» Problem details
Repeat the records below exactly as they appear.
== Provided data
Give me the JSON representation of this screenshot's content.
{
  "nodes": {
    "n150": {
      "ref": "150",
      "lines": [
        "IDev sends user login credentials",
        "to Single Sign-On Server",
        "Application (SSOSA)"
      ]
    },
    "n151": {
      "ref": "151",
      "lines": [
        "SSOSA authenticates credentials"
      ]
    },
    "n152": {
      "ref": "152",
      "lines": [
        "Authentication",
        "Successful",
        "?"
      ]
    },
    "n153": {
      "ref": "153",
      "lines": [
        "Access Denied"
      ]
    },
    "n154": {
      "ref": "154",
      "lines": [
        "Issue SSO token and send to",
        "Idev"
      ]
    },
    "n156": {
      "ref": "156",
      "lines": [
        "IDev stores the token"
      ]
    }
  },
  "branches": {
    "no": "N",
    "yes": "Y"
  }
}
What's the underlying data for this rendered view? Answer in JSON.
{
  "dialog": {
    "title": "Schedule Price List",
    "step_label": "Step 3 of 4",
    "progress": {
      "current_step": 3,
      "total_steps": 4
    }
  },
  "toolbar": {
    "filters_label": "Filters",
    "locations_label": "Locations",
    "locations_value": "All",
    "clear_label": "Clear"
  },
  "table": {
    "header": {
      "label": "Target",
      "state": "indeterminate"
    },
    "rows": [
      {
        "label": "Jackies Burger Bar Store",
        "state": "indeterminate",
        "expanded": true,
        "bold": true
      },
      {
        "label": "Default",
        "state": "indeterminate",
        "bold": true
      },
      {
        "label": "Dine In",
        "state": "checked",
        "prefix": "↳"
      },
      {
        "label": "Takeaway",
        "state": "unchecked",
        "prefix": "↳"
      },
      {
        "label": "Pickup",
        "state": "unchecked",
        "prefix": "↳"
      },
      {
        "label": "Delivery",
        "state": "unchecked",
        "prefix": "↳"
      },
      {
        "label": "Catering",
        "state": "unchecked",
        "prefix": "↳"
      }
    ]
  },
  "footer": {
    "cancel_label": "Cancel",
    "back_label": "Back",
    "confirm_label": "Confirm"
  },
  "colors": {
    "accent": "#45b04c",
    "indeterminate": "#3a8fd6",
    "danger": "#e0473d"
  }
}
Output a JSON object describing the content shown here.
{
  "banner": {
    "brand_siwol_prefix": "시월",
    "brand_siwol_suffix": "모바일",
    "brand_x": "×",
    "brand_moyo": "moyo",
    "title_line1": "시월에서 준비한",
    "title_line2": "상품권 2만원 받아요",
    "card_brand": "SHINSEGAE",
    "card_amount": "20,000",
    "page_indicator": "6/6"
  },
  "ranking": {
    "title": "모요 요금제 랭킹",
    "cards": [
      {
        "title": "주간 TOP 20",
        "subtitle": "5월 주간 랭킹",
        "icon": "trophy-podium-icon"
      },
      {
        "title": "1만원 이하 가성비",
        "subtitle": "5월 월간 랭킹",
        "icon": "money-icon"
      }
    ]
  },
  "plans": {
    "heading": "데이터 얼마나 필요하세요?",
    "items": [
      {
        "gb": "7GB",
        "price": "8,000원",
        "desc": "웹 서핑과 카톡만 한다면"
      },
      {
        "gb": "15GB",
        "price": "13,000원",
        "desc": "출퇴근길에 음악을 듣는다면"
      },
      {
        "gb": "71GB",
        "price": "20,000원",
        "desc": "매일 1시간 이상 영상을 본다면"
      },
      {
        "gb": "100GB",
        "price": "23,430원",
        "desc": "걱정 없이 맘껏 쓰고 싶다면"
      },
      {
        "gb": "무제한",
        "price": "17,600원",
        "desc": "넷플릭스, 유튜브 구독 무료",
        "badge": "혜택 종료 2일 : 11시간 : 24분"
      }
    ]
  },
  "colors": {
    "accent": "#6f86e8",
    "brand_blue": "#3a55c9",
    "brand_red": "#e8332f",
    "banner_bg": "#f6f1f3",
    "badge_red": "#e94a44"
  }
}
====
» Exercise solution
Give me the JSON representation of this screenshot's content.
{
  "nodes": {
    "n150": {
      "ref": "150",
      "lines": [
        "IDev sends user login credentials",
        "to Single Sign-On Server",
        "Application (SSOSA)"
      ]
    },
    "n151": {
      "ref": "151",
      "lines": [
        "SSOSA authenticates credentials"
      ]
    },
    "n152": {
      "ref": "152",
      "lines": [
        "Authentication",
        "Successful",
        "?"
      ]
    },
    "n153": {
      "ref": "153",
      "lines": [
        "Access Denied"
      ]
    },
    "n154": {
      "ref": "154",
      "lines": [
        "Issue SSO token and send to",
        "Idev"
      ]
    },
    "n156": {
      "ref": "156",
      "lines": [
        "IDev stores the token"
      ]
    }
  },
  "branches": {
    "no": "N",
    "yes": "Y"
  }
}
What's the underlying data for this rendered view? Answer in JSON.
{
  "dialog": {
    "title": "Schedule Price List",
    "step_label": "Step 3 of 4",
    "progress": {
      "current_step": 3,
      "total_steps": 4
    }
  },
  "toolbar": {
    "filters_label": "Filters",
    "locations_label": "Locations",
    "locations_value": "All",
    "clear_label": "Clear"
  },
  "table": {
    "header": {
      "label": "Target",
      "state": "indeterminate"
    },
    "rows": [
      {
        "label": "Jackies Burger Bar Store",
        "state": "indeterminate",
        "expanded": true,
        "bold": true
      },
      {
        "label": "Default",
        "state": "indeterminate",
        "bold": true
      },
      {
        "label": "Dine In",
        "state": "checked",
        "prefix": "↳"
      },
      {
        "label": "Takeaway",
        "state": "unchecked",
        "prefix": "↳"
      },
      {
        "label": "Pickup",
        "state": "unchecked",
        "prefix": "↳"
      },
      {
        "label": "Delivery",
        "state": "unchecked",
        "prefix": "↳"
      },
      {
        "label": "Catering",
        "state": "unchecked",
        "prefix": "↳"
      }
    ]
  },
  "footer": {
    "cancel_label": "Cancel",
    "back_label": "Back",
    "confirm_label": "Confirm"
  },
  "colors": {
    "accent": "#45b04c",
    "indeterminate": "#3a8fd6",
    "danger": "#e0473d"
  }
}
Output a JSON object describing the content shown here.
{
  "banner": {
    "brand_siwol_prefix": "시월",
    "brand_siwol_suffix": "모바일",
    "brand_x": "×",
    "brand_moyo": "moyo",
    "title_line1": "시월에서 준비한",
    "title_line2": "상품권 2만원 받아요",
    "card_brand": "SHINSEGAE",
    "card_amount": "20,000",
    "page_indicator": "6/6"
  },
  "ranking": {
    "title": "모요 요금제 랭킹",
    "cards": [
      {
        "title": "주간 TOP 20",
        "subtitle": "5월 주간 랭킹",
        "icon": "trophy-podium-icon"
      },
      {
        "title": "1만원 이하 가성비",
        "subtitle": "5월 월간 랭킹",
        "icon": "money-icon"
      }
    ]
  },
  "plans": {
    "heading": "데이터 얼마나 필요하세요?",
    "items": [
      {
        "gb": "7GB",
        "price": "8,000원",
        "desc": "웹 서핑과 카톡만 한다면"
      },
      {
        "gb": "15GB",
        "price": "13,000원",
        "desc": "출퇴근길에 음악을 듣는다면"
      },
      {
        "gb": "71GB",
        "price": "20,000원",
        "desc": "매일 1시간 이상 영상을 본다면"
      },
      {
        "gb": "100GB",
        "price": "23,430원",
        "desc": "걱정 없이 맘껏 쓰고 싶다면"
      },
      {
        "gb": "무제한",
        "price": "17,600원",
        "desc": "넷플릭스, 유튜브 구독 무료",
        "badge": "혜택 종료 2일 : 11시간 : 24분"
      }
    ]
  },
  "colors": {
    "accent": "#6f86e8",
    "brand_blue": "#3a55c9",
    "brand_red": "#e8332f",
    "banner_bg": "#f6f1f3",
    "badge_red": "#e94a44"
  }
}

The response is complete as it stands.